DOCUMENT ->
START
Reputation: 542
I am searching for the total pageview (from july 2015, release date of PageViews API, to 1rst January of 2019) of any page of french Wikipedia project.
Using PageViews API (How to use Wikipedia API to get the page view statistics of a particular page in wikipedia?) seems ways too heavy to me : I need data from over 2 millions pages.
Using MassViews (https://tools.wmflabs.org/massviews/) with a query returning all pages titles (https://quarry.wmflabs.org/query/34473) do not work either : MassView suffer from a 20000 pages limitation, and fail to retrieve data for some pages titles from my query results.
Do you know some more efficient tools to do this ?
Upvotes: 0
Views: 798
Reputation: 166
Wikipedia's API is powerful, like this can get the pageview of Apollo_10 of french wikipedia. Make a script based on this is not so hard.
If you think using API to query all the sites is heavy, you can use google bigquery. It has pageview data in its open dataset. There has a tutorial about this.
Here is my example:
select * from `bigquery-public-data.wikipedia.pageviews_2015` where datehour = '2015-07-12 18:00:00 UTC';
If you want to get specific page of french wiki, you may specify 'wiki=fr' and 'title = xxx'. As I'm new in bigquery, I don't know how to query data cross the table and export. But that's possible based on my poor knowledge in SQL. You can aggregate the data by title and export the result.
END
WHAT IS ASKED ->
Resume the forum thread above about totaling French Wikipedia pageviews, starting right after its final sentence.

(Region annotation records)
START
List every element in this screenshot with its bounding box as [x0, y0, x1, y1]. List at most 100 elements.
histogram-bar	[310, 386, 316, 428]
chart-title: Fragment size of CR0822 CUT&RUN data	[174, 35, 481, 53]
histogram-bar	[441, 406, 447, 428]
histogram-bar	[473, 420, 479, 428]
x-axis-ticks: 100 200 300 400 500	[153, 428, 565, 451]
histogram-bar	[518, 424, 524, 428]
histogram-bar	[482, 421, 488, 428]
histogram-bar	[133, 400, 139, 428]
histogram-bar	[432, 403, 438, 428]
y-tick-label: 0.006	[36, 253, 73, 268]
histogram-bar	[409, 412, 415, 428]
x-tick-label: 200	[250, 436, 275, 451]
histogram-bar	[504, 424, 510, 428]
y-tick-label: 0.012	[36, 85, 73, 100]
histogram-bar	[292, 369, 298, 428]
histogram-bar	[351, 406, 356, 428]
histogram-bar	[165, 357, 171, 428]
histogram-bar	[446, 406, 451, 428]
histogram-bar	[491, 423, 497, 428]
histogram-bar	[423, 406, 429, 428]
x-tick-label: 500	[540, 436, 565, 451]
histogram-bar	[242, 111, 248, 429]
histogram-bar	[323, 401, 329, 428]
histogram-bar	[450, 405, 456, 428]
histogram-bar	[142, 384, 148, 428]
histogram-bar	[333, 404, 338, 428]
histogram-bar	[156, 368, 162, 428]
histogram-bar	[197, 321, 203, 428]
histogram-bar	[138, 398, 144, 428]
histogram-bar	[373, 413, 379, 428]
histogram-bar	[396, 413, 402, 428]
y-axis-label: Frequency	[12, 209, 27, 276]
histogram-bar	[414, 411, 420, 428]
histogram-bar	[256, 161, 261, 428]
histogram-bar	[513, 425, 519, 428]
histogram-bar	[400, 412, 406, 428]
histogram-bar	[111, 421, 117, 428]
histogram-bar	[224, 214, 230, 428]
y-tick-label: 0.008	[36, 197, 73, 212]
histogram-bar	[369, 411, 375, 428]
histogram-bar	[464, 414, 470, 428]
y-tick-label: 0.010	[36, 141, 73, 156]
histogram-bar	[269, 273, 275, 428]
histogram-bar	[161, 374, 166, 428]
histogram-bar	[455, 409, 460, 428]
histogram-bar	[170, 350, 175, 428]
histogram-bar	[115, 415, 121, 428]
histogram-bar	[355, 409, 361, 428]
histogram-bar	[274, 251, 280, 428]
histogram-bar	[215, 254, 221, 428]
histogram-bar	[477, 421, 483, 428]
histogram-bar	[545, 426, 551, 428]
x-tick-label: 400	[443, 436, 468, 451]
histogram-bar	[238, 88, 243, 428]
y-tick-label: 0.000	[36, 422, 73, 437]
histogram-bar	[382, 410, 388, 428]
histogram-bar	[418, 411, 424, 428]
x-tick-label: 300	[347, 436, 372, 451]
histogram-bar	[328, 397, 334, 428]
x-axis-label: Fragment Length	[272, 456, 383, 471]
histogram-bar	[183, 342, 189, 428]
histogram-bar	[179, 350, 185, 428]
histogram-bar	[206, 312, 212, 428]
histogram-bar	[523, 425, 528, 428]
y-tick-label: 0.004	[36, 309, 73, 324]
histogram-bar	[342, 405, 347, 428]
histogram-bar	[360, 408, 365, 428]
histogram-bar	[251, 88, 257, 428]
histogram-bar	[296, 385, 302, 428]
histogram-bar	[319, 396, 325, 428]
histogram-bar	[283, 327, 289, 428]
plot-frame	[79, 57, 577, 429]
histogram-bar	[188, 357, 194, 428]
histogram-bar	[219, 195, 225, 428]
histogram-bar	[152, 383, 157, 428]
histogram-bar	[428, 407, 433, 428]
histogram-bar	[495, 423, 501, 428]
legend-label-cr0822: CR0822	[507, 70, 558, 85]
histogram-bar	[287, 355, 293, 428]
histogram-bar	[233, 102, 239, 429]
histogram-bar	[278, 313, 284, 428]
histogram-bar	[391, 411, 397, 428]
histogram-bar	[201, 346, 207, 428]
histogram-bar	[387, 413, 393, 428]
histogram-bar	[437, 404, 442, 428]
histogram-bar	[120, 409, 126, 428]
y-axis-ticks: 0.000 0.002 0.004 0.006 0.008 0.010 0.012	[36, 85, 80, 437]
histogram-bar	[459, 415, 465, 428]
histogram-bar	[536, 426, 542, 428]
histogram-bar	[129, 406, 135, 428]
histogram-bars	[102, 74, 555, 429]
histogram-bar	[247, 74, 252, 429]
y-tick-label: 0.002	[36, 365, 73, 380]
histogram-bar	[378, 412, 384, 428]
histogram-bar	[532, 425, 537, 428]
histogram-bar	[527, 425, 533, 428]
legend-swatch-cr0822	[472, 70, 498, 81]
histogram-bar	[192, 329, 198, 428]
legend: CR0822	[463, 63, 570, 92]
END
FINAL RESULT ->
The only problem is that bigquery is not free. For example, the query above cost 6GB. Querys (on-demand) is free for the first 1 TB and 5 dollars per TB after. Bigquery will charge according to the data processed in the columns you select, even if you use a 'limit'. So it may cost a lot.
Upvotes: 1
Reputation: 542
Found this : https://dumps.wikimedia.org/other/pagecounts-ez/merged/ which is a merged of page views dumps. Documented here : https://wikitech.wikimedia.org/wiki/Analytics/Data_Lake/Traffic/Pageviews
Here is an example of a Python script who print trivially each line of the one of the file.
import csv
import bz2
from pprint import pprint
with bz2.open("pagecounts-2011-12-views-ge-5-totals.bz2", "rt", errors = "replace") as fichier:
for line in fichier:
text = line.split()
if(text[0] == "fr"):
pprint(text)
With this kinf of files, one per month, it became easy to set up this kind of workflow : filter the liens I really want (french wiki), LOAD DATA INFILE into MySQL database, and querying it with Python again.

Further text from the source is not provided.